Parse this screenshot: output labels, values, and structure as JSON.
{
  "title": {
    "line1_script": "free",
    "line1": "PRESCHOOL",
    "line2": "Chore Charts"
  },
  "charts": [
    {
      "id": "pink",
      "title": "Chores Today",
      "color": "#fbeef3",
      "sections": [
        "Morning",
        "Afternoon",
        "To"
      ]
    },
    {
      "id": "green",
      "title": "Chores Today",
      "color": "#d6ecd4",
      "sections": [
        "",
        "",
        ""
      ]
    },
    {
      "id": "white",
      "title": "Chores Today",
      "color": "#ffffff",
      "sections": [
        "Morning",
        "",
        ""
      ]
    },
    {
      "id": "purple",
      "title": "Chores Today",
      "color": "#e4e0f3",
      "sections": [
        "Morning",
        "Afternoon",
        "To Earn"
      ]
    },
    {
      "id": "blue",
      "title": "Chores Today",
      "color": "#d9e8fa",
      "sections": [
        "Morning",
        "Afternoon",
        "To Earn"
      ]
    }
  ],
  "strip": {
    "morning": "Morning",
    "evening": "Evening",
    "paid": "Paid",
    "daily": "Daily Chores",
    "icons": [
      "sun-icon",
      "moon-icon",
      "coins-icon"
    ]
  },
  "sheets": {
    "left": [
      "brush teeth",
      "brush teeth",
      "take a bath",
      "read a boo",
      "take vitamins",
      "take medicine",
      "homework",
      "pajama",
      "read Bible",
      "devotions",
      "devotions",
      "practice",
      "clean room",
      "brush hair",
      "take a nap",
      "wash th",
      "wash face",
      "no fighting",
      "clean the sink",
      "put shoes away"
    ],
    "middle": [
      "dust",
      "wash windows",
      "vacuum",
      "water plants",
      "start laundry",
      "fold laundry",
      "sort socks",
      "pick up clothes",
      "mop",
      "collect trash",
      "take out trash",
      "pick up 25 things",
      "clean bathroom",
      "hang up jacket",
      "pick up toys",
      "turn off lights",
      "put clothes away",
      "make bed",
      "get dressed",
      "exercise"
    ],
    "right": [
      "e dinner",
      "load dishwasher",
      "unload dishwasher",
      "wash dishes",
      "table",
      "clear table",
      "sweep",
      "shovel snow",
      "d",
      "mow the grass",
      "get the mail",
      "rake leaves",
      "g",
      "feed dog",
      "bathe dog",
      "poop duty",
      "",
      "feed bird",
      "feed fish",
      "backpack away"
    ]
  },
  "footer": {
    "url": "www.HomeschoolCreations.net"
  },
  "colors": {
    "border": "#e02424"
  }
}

**DESCRIPTION OF THE TASK:** Each entry is to be returned in full, character for character.

**FINAL RESULT:**
Parse this screenshot: output labels, values, and structure as JSON.
{
  "title": {
    "line1_script": "free",
    "line1": "PRESCHOOL",
    "line2": "Chore Charts"
  },
  "charts": [
    {
      "id": "pink",
      "title": "Chores Today",
      "color": "#fbeef3",
      "sections": [
        "Morning",
        "Afternoon",
        "To"
      ]
    },
    {
      "id": "green",
      "title": "Chores Today",
      "color": "#d6ecd4",
      "sections": [
        "",
        "",
        ""
      ]
    },
    {
      "id": "white",
      "title": "Chores Today",
      "color": "#ffffff",
      "sections": [
        "Morning",
        "",
        ""
      ]
    },
    {
      "id": "purple",
      "title": "Chores Today",
      "color": "#e4e0f3",
      "sections": [
        "Morning",
        "Afternoon",
        "To Earn"
      ]
    },
    {
      "id": "blue",
      "title": "Chores Today",
      "color": "#d9e8fa",
      "sections": [
        "Morning",
        "Afternoon",
        "To Earn"
      ]
    }
  ],
  "strip": {
    "morning": "Morning",
    "evening": "Evening",
    "paid": "Paid",
    "daily": "Daily Chores",
    "icons": [
      "sun-icon",
      "moon-icon",
      "coins-icon"
    ]
  },
  "sheets": {
    "left": [
      "brush teeth",
      "brush teeth",
      "take a bath",
      "read a boo",
      "take vitamins",
      "take medicine",
      "homework",
      "pajama",
      "read Bible",
      "devotions",
      "devotions",
      "practice",
      "clean room",
      "brush hair",
      "take a nap",
      "wash th",
      "wash face",
      "no fighting",
      "clean the sink",
      "put shoes away"
    ],
    "middle": [
      "dust",
      "wash windows",
      "vacuum",
      "water plants",
      "start laundry",
      "fold laundry",
      "sort socks",
      "pick up clothes",
      "mop",
      "collect trash",
      "take out trash",
      "pick up 25 things",
      "clean bathroom",
      "hang up jacket",
      "pick up toys",
      "turn off lights",
      "put clothes away",
      "make bed",
      "get dressed",
      "exercise"
    ],
    "right": [
      "e dinner",
      "load dishwasher",
      "unload dishwasher",
      "wash dishes",
      "table",
      "clear table",
      "sweep",
      "shovel snow",
      "d",
      "mow the grass",
      "get the mail",
      "rake leaves",
      "g",
      "feed dog",
      "bathe dog",
      "poop duty",
      "",
      "feed bird",
      "feed fish",
      "backpack away"
    ]
  },
  "footer": {
    "url": "www.HomeschoolCreations.net"
  },
  "colors": {
    "border": "#e02424"
  }
}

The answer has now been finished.